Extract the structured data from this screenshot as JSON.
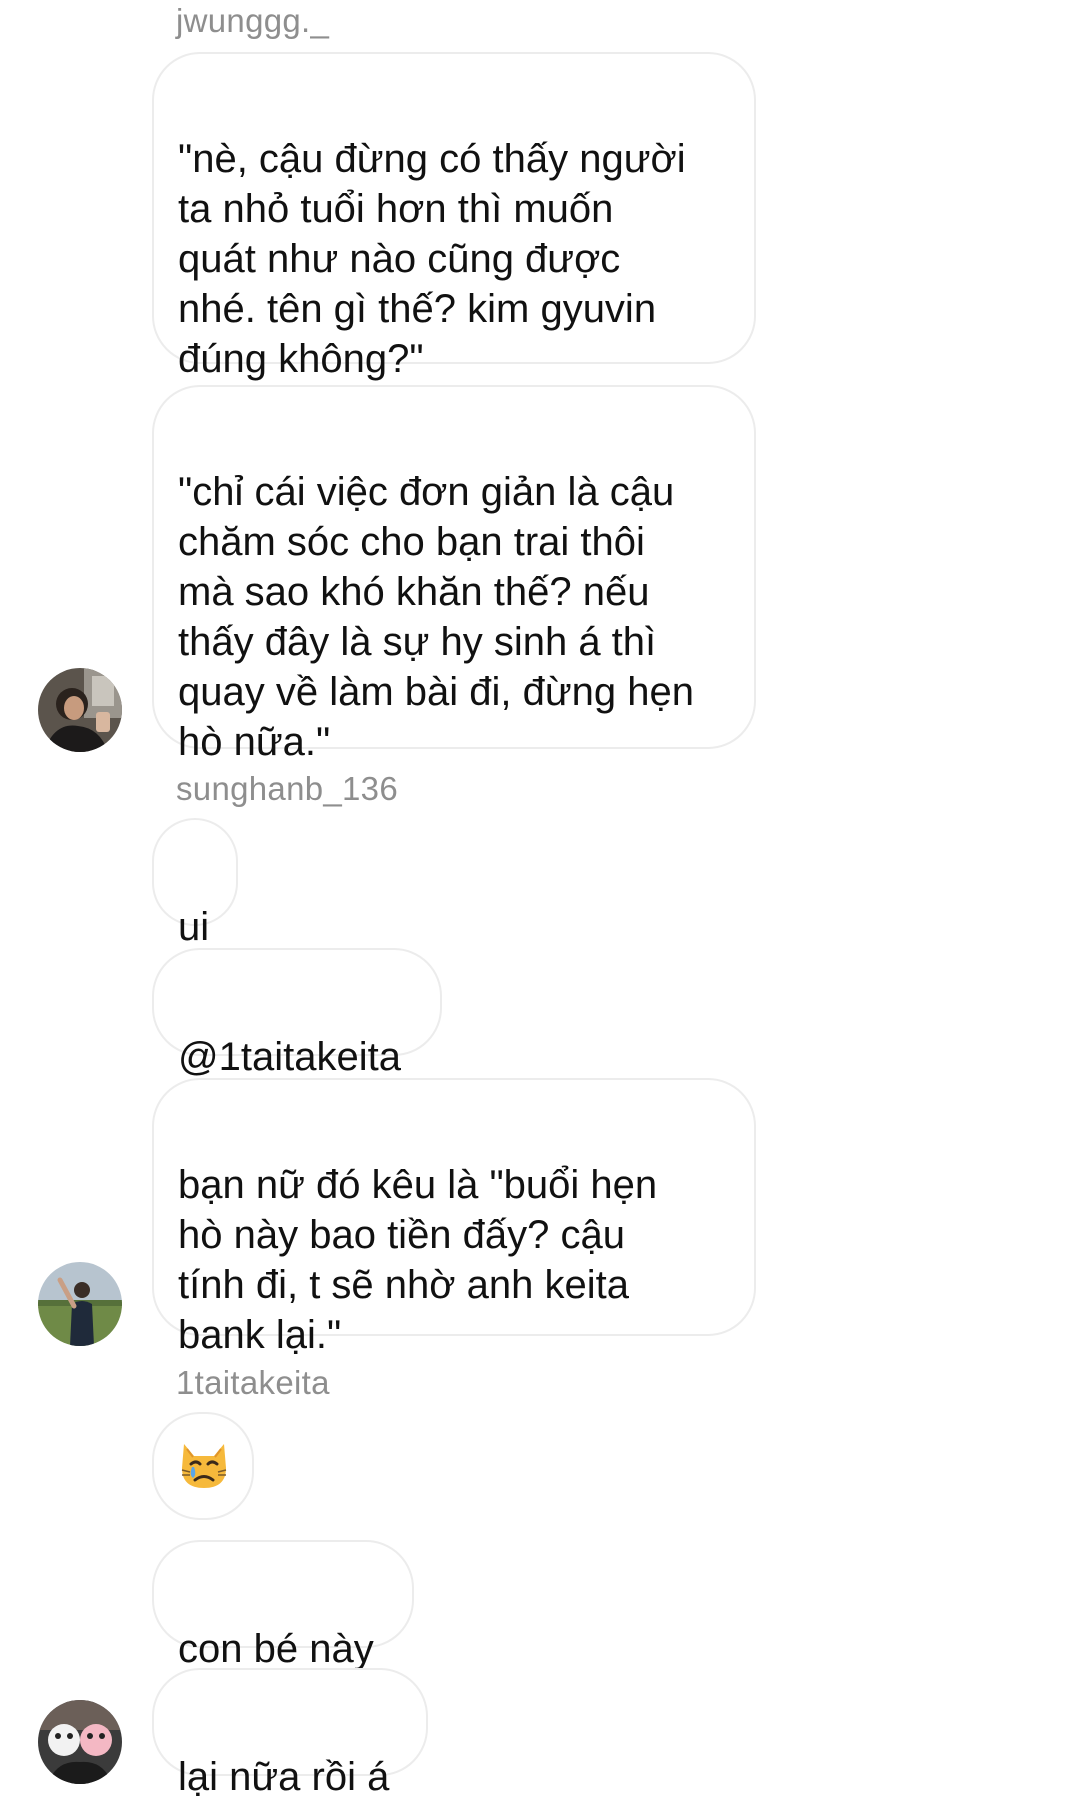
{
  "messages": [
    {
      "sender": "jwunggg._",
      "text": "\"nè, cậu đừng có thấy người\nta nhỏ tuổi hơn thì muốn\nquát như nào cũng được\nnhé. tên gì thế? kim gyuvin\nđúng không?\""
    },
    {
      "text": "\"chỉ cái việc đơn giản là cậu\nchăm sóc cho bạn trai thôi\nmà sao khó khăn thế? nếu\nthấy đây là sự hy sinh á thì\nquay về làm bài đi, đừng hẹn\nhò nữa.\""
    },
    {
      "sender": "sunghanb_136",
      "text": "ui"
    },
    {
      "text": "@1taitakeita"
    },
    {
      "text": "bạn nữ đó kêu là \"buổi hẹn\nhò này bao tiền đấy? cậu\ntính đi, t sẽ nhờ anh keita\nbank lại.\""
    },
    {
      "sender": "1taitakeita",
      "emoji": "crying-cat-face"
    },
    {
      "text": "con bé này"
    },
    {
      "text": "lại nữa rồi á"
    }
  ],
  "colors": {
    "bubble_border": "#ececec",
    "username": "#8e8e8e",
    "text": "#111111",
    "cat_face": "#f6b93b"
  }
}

---*---

▶ What to work on
Go through the material above and copy each line that has the word "text".

▶ Final answer
      "text": "\"nè, cậu đừng có thấy người\nta nhỏ tuổi hơn thì muốn\nquát như nào cũng được\nnhé. tên gì thế? kim gyuvin\nđúng không?\""
      "text": "\"chỉ cái việc đơn giản là cậu\nchăm sóc cho bạn trai thôi\nmà sao khó khăn thế? nếu\nthấy đây là sự hy sinh á thì\nquay về làm bài đi, đừng hẹn\nhò nữa.\""
      "text": "ui"
      "text": "@1taitakeita"
      "text": "bạn nữ đó kêu là \"buổi hẹn\nhò này bao tiền đấy? cậu\ntính đi, t sẽ nhờ anh keita\nbank lại.\""
      "text": "con bé này"
      "text": "lại nữa rồi á"
    "text": "#111111",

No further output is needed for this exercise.